* [REQUIRED ACTION]: Some lines below hold "item". Pick them out and copy them.

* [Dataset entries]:
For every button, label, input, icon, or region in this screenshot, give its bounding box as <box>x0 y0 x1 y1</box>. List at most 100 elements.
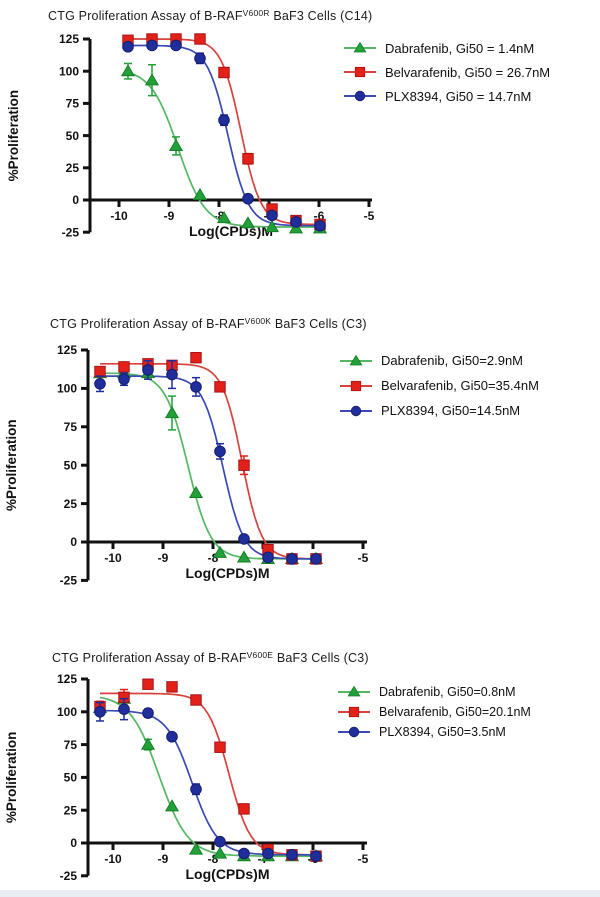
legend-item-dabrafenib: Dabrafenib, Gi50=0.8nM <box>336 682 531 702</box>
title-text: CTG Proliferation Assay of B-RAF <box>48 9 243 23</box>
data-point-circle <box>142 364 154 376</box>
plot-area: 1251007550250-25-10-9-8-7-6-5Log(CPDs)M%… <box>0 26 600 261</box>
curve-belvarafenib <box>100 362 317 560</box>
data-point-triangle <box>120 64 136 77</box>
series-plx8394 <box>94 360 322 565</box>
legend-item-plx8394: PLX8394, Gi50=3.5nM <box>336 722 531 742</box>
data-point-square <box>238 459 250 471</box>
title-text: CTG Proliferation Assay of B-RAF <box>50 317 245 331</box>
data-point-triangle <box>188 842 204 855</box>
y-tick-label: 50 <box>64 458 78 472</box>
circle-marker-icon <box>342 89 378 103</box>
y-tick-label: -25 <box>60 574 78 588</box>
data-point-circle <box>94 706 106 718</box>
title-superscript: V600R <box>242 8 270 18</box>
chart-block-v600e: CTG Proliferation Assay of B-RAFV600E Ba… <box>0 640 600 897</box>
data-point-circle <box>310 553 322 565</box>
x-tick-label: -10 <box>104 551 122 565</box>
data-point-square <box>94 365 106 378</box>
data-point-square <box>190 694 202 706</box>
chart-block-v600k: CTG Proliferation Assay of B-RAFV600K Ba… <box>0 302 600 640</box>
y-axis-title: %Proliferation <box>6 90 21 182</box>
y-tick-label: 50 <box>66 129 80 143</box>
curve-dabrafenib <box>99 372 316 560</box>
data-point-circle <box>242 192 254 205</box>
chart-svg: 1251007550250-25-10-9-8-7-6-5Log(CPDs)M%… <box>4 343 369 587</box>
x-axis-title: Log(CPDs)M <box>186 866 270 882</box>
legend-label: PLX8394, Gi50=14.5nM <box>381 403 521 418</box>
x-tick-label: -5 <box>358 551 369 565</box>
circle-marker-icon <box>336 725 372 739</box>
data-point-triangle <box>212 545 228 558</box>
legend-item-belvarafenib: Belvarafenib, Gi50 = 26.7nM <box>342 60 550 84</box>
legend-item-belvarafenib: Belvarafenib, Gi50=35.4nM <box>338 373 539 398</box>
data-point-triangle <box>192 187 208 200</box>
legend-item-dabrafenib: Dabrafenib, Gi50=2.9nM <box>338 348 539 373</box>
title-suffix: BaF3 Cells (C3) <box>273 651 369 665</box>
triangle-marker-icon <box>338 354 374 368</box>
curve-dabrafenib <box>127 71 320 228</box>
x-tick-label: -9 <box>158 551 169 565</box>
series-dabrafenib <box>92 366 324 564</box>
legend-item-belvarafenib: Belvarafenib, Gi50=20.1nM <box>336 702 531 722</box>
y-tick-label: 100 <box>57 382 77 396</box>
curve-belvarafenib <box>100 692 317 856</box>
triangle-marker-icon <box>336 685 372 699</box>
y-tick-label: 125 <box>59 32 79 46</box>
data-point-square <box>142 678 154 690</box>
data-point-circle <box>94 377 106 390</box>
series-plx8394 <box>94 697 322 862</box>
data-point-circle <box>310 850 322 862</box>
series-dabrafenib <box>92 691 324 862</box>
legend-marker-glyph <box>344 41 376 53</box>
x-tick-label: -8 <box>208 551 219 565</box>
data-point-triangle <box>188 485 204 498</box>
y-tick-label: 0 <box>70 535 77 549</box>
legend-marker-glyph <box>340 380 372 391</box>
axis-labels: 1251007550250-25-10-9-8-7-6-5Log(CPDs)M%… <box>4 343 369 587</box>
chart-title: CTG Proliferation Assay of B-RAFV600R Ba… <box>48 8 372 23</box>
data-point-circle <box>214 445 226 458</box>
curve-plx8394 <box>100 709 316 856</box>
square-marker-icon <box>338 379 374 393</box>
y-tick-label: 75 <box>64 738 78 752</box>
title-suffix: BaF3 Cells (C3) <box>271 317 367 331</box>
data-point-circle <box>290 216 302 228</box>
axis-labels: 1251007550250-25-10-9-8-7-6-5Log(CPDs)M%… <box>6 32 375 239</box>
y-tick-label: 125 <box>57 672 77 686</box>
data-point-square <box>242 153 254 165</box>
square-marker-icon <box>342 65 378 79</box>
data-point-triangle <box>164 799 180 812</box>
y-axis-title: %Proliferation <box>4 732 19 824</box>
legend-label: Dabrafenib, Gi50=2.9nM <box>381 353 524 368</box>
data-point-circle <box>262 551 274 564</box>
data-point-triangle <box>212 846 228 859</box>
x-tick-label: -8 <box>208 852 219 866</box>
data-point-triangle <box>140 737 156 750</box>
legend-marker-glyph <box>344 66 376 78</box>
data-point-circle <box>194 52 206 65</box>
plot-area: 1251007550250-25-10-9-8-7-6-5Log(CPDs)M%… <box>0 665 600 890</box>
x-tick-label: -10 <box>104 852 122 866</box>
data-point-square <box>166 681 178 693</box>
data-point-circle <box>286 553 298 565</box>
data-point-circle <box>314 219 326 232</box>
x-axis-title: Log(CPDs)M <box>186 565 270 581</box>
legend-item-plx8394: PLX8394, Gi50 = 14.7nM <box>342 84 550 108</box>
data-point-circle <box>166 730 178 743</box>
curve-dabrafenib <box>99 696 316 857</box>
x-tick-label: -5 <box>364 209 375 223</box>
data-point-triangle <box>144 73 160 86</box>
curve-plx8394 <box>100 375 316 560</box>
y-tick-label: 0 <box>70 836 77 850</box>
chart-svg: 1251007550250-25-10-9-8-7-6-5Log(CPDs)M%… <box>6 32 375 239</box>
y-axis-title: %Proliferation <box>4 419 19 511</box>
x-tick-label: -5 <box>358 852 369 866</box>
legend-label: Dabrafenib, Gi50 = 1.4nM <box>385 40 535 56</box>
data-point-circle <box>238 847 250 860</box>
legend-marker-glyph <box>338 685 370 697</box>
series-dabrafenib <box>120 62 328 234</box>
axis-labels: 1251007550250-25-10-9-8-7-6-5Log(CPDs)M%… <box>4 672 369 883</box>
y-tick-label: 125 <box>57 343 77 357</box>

* [SOLUTION]:
legend-item-dabrafenib: Dabrafenib, Gi50=0.8nM <box>336 682 531 702</box>
legend-item-plx8394: PLX8394, Gi50=3.5nM <box>336 722 531 742</box>
legend-item-belvarafenib: Belvarafenib, Gi50 = 26.7nM <box>342 60 550 84</box>
legend-item-belvarafenib: Belvarafenib, Gi50=35.4nM <box>338 373 539 398</box>
legend-item-dabrafenib: Dabrafenib, Gi50=2.9nM <box>338 348 539 373</box>
legend-item-belvarafenib: Belvarafenib, Gi50=20.1nM <box>336 702 531 722</box>
legend-item-plx8394: PLX8394, Gi50 = 14.7nM <box>342 84 550 108</box>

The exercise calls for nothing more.